Prompt:
Tally the lines holding the string "JSON" and reply with that number alone.

Input rows:
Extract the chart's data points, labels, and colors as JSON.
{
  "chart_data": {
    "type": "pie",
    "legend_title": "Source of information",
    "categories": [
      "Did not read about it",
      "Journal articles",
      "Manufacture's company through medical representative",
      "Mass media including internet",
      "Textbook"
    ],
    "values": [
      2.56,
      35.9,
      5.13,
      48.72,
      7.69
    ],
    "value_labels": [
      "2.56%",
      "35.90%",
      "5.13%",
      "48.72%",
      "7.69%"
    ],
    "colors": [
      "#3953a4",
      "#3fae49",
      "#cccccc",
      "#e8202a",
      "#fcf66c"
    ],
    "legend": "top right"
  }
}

---

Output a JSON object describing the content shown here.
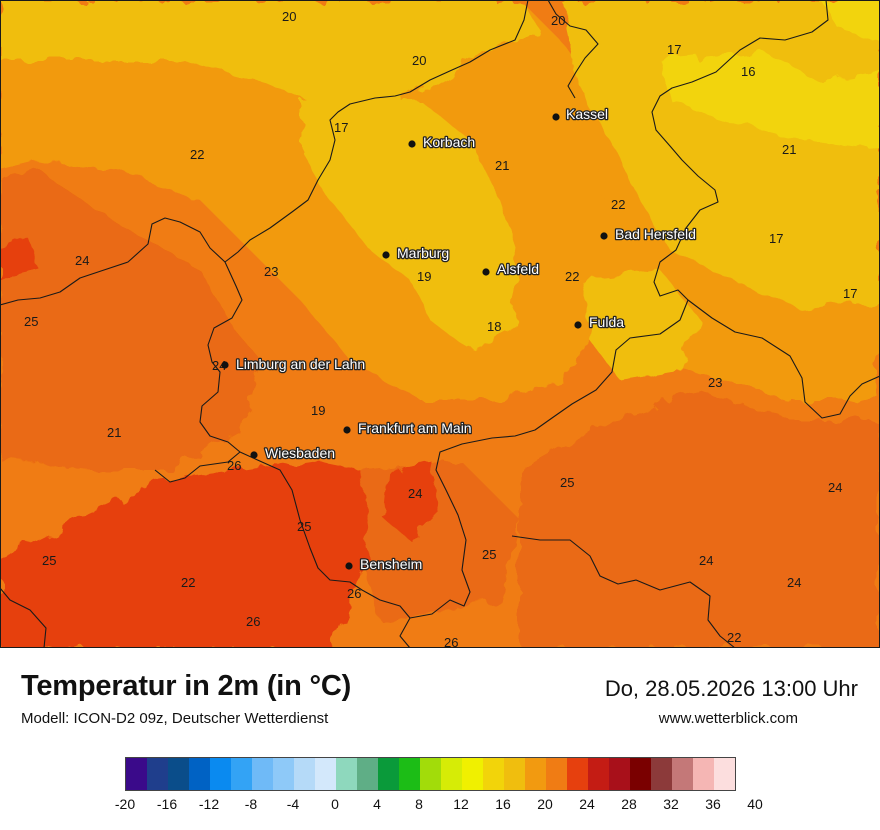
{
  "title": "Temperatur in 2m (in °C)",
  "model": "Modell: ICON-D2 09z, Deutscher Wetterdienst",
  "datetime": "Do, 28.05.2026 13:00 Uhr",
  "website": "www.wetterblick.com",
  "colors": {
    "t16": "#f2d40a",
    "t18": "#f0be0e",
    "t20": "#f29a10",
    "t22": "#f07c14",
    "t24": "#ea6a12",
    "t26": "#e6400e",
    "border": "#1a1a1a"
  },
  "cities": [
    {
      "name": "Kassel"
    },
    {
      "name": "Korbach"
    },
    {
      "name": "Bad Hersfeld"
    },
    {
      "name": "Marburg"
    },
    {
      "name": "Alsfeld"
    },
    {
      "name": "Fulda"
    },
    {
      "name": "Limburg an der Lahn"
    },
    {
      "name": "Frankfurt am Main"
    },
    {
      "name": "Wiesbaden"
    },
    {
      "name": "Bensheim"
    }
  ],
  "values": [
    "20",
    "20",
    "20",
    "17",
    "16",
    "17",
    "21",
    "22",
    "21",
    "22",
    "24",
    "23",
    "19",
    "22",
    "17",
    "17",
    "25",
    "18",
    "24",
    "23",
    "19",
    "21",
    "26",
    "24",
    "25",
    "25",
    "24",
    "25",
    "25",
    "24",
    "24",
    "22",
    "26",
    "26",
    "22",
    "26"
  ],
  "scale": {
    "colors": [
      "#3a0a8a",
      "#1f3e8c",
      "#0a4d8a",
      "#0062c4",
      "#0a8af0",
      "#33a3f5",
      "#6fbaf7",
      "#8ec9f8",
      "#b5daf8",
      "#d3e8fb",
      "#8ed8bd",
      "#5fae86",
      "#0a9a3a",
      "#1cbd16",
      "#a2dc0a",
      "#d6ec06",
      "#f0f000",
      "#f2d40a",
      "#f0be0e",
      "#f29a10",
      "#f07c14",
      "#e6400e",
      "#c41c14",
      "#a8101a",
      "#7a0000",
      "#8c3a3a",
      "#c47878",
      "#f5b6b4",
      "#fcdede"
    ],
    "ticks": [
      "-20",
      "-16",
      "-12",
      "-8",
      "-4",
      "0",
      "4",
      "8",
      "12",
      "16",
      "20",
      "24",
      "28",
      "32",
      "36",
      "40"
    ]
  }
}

Solution:
2